- **Required work**
Report only how many lines of the entries below contain the string "next".

[Records from a dataset]
+ + + +
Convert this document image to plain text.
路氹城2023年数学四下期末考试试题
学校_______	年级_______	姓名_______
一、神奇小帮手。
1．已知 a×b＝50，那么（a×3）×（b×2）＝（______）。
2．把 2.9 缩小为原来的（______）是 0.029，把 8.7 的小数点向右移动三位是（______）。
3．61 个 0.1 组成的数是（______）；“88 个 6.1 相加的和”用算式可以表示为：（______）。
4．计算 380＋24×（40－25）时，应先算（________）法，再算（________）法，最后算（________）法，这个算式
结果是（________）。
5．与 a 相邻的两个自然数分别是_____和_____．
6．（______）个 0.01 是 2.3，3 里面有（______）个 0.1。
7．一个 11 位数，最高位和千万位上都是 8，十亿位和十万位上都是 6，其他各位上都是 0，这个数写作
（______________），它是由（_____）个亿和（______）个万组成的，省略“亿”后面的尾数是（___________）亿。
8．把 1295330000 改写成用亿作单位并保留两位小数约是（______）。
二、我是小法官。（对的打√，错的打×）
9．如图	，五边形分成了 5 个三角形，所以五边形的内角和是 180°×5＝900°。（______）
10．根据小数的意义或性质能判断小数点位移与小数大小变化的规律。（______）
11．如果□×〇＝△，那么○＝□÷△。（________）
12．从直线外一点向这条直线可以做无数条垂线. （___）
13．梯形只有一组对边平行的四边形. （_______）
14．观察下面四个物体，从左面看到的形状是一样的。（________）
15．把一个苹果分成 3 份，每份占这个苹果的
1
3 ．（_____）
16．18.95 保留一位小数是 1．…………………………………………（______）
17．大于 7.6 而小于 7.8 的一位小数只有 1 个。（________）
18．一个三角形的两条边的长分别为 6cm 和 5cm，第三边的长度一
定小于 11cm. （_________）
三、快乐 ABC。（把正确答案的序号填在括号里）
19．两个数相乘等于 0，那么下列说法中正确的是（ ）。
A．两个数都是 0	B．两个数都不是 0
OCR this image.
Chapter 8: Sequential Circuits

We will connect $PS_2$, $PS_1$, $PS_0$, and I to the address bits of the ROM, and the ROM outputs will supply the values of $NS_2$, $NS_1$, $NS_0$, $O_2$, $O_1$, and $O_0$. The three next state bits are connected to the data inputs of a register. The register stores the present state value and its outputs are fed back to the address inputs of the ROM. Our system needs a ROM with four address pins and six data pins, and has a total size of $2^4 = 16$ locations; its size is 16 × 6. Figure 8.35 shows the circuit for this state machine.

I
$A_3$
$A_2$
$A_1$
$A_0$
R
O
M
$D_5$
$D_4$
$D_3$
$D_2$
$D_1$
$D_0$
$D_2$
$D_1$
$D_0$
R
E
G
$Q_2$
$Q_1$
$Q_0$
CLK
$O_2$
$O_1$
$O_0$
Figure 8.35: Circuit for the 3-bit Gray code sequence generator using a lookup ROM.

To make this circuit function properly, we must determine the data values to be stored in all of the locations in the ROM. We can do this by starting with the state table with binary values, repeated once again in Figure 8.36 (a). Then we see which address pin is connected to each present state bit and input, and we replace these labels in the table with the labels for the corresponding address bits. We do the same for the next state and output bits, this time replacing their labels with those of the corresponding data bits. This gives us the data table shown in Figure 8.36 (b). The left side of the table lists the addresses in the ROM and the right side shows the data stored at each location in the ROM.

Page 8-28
+ + + +
- **Response below**
2